>> Begin
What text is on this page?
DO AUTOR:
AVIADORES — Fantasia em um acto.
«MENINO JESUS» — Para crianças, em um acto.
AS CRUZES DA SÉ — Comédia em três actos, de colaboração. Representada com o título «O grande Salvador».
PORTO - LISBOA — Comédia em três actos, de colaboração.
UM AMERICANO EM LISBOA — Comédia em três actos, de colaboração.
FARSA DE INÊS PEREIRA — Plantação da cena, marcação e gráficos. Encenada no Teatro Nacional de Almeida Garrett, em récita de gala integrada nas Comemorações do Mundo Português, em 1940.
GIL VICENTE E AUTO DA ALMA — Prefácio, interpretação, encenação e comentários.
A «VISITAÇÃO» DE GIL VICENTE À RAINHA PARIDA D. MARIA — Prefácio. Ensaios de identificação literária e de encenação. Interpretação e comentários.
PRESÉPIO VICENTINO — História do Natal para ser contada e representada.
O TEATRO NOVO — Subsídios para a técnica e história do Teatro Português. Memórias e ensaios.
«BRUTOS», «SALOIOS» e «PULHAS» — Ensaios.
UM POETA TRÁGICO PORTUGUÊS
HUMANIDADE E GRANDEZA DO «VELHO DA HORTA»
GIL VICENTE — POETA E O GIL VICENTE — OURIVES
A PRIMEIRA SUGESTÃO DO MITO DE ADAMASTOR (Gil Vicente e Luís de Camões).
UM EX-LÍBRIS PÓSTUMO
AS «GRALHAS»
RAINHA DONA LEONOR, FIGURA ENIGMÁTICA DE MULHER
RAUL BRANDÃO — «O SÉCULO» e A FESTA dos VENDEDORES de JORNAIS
>> End
*GIVEN REQUEST:*
Each line of the material should be duplicated exactly, please.

*TASK RESULT:*
What text is on this page?
DO AUTOR:
AVIADORES — Fantasia em um acto.
«MENINO JESUS» — Para crianças, em um acto.
AS CRUZES DA SÉ — Comédia em três actos, de colaboração. Representada com o título «O grande Salvador».
PORTO - LISBOA — Comédia em três actos, de colaboração.
UM AMERICANO EM LISBOA — Comédia em três actos, de colaboração.
FARSA DE INÊS PEREIRA — Plantação da cena, marcação e gráficos. Encenada no Teatro Nacional de Almeida Garrett, em récita de gala integrada nas Comemorações do Mundo Português, em 1940.
GIL VICENTE E AUTO DA ALMA — Prefácio, interpretação, encenação e comentários.
A «VISITAÇÃO» DE GIL VICENTE À RAINHA PARIDA D. MARIA — Prefácio. Ensaios de identificação literária e de encenação. Interpretação e comentários.
PRESÉPIO VICENTINO — História do Natal para ser contada e representada.
O TEATRO NOVO — Subsídios para a técnica e história do Teatro Português. Memórias e ensaios.
«BRUTOS», «SALOIOS» e «PULHAS» — Ensaios.
UM POETA TRÁGICO PORTUGUÊS
HUMANIDADE E GRANDEZA DO «VELHO DA HORTA»
GIL VICENTE — POETA E O GIL VICENTE — OURIVES
A PRIMEIRA SUGESTÃO DO MITO DE ADAMASTOR (Gil Vicente e Luís de Camões).
UM EX-LÍBRIS PÓSTUMO
AS «GRALHAS»
RAINHA DONA LEONOR, FIGURA ENIGMÁTICA DE MULHER
RAUL BRANDÃO — «O SÉCULO» e A FESTA dos VENDEDORES de JORNAIS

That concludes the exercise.